▶ [SHORT EXERCISE]: For the data below, report the number of lines that contain the string "depuis" and nothing else.

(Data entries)
------------------------------
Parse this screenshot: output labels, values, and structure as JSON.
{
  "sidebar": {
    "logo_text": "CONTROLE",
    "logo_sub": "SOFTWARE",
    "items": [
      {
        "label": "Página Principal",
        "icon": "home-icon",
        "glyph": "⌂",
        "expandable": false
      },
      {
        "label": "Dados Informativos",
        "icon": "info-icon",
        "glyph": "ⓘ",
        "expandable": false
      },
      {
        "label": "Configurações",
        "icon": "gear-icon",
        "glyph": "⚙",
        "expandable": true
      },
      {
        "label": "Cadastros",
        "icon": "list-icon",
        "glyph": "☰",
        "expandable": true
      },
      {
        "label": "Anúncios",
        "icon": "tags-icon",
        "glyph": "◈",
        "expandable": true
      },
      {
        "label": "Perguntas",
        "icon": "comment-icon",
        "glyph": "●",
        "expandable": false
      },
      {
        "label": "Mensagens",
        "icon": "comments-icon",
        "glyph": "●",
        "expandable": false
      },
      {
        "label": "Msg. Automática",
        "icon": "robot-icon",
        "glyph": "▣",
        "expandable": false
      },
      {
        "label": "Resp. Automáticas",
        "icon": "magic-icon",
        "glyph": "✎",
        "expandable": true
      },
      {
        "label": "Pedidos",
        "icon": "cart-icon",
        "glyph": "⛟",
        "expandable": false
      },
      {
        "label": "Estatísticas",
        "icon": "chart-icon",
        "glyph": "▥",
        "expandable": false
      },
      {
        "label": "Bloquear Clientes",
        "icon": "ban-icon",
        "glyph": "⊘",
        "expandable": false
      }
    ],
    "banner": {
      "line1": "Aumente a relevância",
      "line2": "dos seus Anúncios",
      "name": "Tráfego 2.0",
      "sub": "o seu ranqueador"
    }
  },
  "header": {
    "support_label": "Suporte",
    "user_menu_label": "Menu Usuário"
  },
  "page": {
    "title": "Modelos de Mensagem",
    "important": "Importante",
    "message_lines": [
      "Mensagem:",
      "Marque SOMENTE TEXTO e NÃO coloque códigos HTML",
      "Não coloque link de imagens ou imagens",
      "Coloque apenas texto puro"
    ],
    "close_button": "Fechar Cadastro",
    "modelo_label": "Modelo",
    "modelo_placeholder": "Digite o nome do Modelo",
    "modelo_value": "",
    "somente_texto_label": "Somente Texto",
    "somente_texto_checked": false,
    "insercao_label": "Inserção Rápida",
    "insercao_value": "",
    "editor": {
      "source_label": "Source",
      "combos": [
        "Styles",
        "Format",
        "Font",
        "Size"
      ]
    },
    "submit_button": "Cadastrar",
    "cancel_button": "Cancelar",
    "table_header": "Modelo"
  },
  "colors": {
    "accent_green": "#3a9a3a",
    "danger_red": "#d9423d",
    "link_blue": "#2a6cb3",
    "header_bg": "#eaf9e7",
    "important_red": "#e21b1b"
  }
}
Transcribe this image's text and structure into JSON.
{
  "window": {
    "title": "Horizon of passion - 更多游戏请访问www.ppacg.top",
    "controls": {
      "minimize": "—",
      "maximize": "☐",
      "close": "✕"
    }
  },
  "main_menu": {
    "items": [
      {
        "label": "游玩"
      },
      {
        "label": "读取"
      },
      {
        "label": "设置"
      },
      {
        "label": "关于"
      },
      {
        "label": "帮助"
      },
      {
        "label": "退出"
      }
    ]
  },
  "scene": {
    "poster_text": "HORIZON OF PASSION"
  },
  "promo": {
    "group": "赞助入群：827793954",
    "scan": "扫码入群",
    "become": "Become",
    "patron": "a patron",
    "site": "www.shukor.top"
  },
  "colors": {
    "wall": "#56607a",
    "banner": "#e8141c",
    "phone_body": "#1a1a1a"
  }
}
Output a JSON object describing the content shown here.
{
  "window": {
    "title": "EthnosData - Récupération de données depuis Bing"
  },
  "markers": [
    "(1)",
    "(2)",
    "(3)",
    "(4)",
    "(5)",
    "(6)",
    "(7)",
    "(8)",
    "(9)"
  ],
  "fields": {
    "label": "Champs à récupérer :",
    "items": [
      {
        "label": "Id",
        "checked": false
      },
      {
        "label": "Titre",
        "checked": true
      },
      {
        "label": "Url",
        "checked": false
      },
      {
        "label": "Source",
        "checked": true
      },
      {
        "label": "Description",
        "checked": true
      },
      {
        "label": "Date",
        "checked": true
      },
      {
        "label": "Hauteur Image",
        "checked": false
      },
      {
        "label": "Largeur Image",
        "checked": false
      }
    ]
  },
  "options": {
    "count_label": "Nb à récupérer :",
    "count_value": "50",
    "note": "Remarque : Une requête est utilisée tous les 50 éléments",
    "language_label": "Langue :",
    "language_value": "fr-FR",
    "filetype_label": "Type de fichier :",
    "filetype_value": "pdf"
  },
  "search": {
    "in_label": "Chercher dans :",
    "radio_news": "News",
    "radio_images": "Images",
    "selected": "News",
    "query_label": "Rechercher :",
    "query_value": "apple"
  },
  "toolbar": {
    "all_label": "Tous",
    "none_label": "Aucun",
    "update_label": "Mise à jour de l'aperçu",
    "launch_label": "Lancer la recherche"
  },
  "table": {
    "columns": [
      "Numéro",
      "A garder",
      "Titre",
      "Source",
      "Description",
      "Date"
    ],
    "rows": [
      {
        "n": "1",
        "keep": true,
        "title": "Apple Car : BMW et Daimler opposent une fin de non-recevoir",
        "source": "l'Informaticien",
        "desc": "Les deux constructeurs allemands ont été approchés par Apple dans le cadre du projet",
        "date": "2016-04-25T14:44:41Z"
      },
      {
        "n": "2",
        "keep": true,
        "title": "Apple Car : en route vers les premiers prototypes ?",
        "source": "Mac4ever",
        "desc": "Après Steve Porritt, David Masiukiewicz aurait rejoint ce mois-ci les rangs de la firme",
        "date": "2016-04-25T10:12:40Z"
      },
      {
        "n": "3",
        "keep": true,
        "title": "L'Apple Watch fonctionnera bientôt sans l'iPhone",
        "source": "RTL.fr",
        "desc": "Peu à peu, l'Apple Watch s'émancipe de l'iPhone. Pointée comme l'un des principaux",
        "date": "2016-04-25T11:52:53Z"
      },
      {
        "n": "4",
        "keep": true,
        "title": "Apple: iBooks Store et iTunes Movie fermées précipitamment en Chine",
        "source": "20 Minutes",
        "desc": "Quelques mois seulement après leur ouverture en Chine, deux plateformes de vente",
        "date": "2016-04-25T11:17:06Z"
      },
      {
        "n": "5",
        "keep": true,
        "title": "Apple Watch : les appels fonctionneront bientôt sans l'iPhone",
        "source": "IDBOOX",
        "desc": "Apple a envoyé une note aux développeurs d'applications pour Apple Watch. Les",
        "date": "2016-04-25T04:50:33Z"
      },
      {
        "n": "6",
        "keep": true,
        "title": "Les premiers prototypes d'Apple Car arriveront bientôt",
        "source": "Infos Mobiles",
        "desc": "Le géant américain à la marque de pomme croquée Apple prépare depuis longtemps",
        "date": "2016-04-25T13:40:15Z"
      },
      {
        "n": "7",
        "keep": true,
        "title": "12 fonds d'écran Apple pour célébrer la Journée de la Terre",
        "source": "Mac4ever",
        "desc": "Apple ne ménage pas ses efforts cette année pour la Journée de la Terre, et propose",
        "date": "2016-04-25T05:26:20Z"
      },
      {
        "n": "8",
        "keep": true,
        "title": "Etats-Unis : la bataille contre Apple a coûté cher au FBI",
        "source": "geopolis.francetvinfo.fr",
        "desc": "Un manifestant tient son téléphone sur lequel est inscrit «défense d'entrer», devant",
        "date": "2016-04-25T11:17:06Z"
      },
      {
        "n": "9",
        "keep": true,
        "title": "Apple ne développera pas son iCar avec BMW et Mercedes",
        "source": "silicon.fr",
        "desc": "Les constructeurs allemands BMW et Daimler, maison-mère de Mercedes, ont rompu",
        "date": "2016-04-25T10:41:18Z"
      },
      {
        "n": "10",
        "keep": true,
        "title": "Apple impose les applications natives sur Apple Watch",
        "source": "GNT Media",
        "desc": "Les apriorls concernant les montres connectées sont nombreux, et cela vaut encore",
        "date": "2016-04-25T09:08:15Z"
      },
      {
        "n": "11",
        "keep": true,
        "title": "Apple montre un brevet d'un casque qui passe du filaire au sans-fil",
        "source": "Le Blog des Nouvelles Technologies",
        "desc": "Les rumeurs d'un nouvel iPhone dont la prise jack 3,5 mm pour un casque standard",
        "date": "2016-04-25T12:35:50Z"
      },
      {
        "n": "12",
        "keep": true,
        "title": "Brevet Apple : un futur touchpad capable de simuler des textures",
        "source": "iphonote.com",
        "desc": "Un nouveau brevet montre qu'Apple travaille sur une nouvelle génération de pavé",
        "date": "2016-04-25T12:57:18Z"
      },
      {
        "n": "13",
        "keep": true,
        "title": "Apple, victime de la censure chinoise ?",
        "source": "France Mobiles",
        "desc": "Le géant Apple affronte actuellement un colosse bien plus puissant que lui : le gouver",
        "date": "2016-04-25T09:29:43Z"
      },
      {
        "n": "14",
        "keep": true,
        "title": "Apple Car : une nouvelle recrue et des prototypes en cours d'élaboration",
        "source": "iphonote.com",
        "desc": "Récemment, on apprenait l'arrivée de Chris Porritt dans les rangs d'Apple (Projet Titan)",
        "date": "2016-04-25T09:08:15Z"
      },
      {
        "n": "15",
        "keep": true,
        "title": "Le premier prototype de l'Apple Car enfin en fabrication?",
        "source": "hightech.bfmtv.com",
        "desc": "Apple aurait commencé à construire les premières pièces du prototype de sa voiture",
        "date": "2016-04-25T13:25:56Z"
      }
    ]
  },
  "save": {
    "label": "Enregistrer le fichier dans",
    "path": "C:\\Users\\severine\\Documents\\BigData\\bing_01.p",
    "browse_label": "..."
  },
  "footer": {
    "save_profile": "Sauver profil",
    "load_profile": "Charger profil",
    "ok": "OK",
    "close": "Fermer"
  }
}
------------------------------
▶ [TASK RESULT]: 2